● To do
Locate the word "теплоизоляция" in the data below, then copy every line that holds it.

** Start of Dataset **

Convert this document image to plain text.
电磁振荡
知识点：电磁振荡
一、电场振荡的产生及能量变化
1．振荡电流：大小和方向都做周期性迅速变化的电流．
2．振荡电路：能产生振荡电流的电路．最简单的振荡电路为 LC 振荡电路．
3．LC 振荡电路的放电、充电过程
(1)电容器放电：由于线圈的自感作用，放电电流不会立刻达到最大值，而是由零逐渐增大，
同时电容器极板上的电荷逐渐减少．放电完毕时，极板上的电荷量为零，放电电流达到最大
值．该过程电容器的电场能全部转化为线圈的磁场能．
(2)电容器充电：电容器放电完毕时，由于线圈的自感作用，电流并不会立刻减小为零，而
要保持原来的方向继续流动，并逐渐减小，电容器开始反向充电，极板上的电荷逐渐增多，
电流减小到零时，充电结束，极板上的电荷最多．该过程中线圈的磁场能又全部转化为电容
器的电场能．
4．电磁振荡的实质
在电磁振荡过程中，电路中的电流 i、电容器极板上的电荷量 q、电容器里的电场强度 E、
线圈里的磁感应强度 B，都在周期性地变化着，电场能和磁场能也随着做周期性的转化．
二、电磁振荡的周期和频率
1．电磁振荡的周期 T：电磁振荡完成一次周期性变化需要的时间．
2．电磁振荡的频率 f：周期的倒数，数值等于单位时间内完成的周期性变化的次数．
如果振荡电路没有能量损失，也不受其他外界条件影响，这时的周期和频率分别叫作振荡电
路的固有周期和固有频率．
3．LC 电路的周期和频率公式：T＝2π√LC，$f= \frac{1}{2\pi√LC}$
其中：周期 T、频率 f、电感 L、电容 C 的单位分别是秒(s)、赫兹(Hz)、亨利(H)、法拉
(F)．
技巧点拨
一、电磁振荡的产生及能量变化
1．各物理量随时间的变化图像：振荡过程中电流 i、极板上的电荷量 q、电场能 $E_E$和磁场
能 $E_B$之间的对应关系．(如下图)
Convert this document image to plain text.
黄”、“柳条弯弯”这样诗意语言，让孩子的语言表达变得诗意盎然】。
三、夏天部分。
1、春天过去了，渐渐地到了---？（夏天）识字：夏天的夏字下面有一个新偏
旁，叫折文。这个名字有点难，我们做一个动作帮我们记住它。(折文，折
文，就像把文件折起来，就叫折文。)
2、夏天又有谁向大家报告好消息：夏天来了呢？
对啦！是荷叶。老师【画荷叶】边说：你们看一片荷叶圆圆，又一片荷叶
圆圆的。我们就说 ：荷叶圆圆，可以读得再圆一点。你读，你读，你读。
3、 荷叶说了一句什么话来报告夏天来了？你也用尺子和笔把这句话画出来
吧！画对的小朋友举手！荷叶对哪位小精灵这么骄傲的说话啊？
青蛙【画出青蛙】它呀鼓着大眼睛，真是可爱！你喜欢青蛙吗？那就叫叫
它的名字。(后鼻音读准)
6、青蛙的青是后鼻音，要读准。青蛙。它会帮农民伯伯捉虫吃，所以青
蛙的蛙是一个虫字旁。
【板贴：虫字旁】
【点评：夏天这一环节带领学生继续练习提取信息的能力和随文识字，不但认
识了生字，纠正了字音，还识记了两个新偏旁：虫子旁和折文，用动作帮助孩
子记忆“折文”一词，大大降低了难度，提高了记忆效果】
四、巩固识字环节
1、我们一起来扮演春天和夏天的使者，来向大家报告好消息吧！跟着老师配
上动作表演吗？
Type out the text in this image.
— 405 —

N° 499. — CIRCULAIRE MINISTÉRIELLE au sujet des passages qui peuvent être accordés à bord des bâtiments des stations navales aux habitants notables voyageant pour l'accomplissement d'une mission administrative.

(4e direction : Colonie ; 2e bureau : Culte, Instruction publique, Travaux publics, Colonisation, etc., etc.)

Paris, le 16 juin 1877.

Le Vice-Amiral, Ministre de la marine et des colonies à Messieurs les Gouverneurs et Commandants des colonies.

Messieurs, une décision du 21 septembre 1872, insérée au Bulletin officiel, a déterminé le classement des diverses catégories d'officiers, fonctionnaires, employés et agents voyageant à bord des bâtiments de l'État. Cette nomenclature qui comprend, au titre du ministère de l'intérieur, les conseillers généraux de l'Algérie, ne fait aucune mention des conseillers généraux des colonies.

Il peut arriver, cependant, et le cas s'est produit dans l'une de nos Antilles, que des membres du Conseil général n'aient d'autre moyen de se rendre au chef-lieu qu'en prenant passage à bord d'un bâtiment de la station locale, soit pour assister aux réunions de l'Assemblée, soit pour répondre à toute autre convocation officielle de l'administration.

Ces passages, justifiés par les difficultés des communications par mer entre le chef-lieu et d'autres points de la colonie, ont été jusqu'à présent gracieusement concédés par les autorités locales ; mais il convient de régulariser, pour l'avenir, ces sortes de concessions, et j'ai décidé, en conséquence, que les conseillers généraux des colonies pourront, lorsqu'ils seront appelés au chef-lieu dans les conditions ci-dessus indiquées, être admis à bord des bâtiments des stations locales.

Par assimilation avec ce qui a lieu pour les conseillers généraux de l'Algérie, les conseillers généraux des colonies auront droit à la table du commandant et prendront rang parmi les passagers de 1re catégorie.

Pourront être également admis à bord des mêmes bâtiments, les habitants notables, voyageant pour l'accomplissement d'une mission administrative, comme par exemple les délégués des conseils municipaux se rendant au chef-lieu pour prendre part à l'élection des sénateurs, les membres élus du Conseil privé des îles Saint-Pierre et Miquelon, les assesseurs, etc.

** End of Dataset **
** Start of Dataset **

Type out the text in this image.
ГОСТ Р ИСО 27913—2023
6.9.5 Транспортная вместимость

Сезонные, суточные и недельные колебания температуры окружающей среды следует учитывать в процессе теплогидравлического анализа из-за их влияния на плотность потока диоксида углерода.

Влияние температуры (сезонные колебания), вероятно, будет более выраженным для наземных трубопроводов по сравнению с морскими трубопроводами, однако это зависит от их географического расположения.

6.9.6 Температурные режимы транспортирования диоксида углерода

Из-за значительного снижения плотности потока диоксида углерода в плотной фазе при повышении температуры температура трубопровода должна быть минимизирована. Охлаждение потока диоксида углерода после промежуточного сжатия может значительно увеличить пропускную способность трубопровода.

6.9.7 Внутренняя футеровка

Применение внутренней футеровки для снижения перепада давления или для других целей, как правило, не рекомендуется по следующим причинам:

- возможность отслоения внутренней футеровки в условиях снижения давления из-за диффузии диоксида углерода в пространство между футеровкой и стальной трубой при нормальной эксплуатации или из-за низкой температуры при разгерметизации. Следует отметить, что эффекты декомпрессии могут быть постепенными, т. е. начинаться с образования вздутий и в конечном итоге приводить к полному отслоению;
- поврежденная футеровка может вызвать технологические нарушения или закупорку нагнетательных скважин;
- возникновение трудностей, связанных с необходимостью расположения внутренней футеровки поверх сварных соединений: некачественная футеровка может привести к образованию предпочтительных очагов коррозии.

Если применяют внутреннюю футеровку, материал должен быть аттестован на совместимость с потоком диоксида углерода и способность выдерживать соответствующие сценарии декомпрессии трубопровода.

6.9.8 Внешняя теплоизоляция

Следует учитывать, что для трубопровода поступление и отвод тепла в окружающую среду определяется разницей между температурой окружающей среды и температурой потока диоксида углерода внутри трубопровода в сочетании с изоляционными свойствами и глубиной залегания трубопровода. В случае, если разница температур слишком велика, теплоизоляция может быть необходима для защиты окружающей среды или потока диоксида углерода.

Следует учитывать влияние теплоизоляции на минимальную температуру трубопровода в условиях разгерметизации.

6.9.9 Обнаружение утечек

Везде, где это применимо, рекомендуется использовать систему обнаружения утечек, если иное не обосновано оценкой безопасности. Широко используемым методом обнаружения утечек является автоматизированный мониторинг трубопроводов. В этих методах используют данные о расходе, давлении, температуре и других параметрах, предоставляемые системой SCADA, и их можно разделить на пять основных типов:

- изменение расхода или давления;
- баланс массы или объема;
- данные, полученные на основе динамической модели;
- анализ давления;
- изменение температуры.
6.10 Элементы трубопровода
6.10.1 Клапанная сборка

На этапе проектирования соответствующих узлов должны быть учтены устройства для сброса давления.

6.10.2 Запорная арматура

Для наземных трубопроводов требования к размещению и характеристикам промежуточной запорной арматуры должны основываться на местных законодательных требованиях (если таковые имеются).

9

** End of Dataset **

● Correct result
6.9.8 Внешняя теплоизоляция
Следует учитывать, что для трубопровода поступление и отвод тепла в окружающую среду определяется разницей между температурой окружающей среды и температурой потока диоксида углерода внутри трубопровода в сочетании с изоляционными свойствами и глубиной залегания трубопровода. В случае, если разница температур слишком велика, теплоизоляция может быть необходима для защиты окружающей среды или потока диоксида углерода.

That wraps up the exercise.